BEGIN Text passage

Tapioca Gets the Message—and the Video—to Mobile Phone Masses

Tapioca Mobile wants to see your cellular phone play more videos, and the San Diego-based wireless media company has the know-how to do it—no matter what phone you use. Tapioca has created a unique video-transcoding process and has, according to co-founder and CTO Chas Wurster, “the largest footprint of addressable video mobile devices in the U.S. We can get video into the hands of more consumers than anybody else.”

Tapioca is helping users gain access to video in a couple of different ways, by using multimedia messaging (MMS) or text messaging (SMS). Its customers include Univision, NBC, FOX-TV stations, and Border Media, a chain of radio stations previously known as BMP. These customers send video or audio clips of weather reports, news reports, and special messages to Tapioca, which uses its technology to distribute the clips to cell phone users who have signed up to get the broadcasters’ content.

END Text passage

In the Tapioca Mobile article, swap "weather reports" for "traffic reports" within the part that opens with "Tapioca is helping" and closes with "the broadcasters’ content.", then write that part out again.

BEGIN Stored records

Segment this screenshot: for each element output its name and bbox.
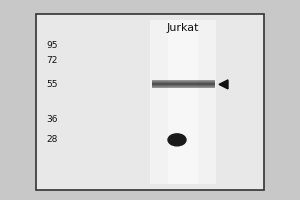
FancyBboxPatch shape — [152, 86, 214, 87]
FancyBboxPatch shape — [152, 85, 214, 86]
Text: 72: 72 — [46, 56, 58, 65]
FancyBboxPatch shape — [152, 83, 214, 84]
Polygon shape — [219, 80, 228, 89]
FancyBboxPatch shape — [152, 82, 214, 83]
FancyBboxPatch shape — [152, 80, 214, 81]
Text: 95: 95 — [46, 41, 58, 50]
Text: Jurkat: Jurkat — [167, 23, 199, 33]
Text: 55: 55 — [46, 80, 58, 89]
Circle shape — [168, 134, 186, 146]
FancyBboxPatch shape — [168, 20, 198, 184]
FancyBboxPatch shape — [152, 87, 214, 88]
FancyBboxPatch shape — [150, 20, 216, 184]
FancyBboxPatch shape — [36, 14, 264, 190]
Text: 36: 36 — [46, 115, 58, 124]
FancyBboxPatch shape — [152, 81, 214, 82]
Text: 28: 28 — [46, 135, 58, 144]
FancyBboxPatch shape — [152, 84, 214, 85]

END Stored records

▶ [Task output]:
Tapioca is helping users gain access to video in a couple of different ways, by using multimedia messaging (MMS) or text messaging (SMS). Its customers include Univision, NBC, FOX-TV stations, and Border Media, a chain of radio stations previously known as BMP. These customers send video or audio clips of traffic reports, news reports, and special messages to Tapioca, which uses its technology to distribute the clips to cell phone users who have signed up to get the broadcasters’ content.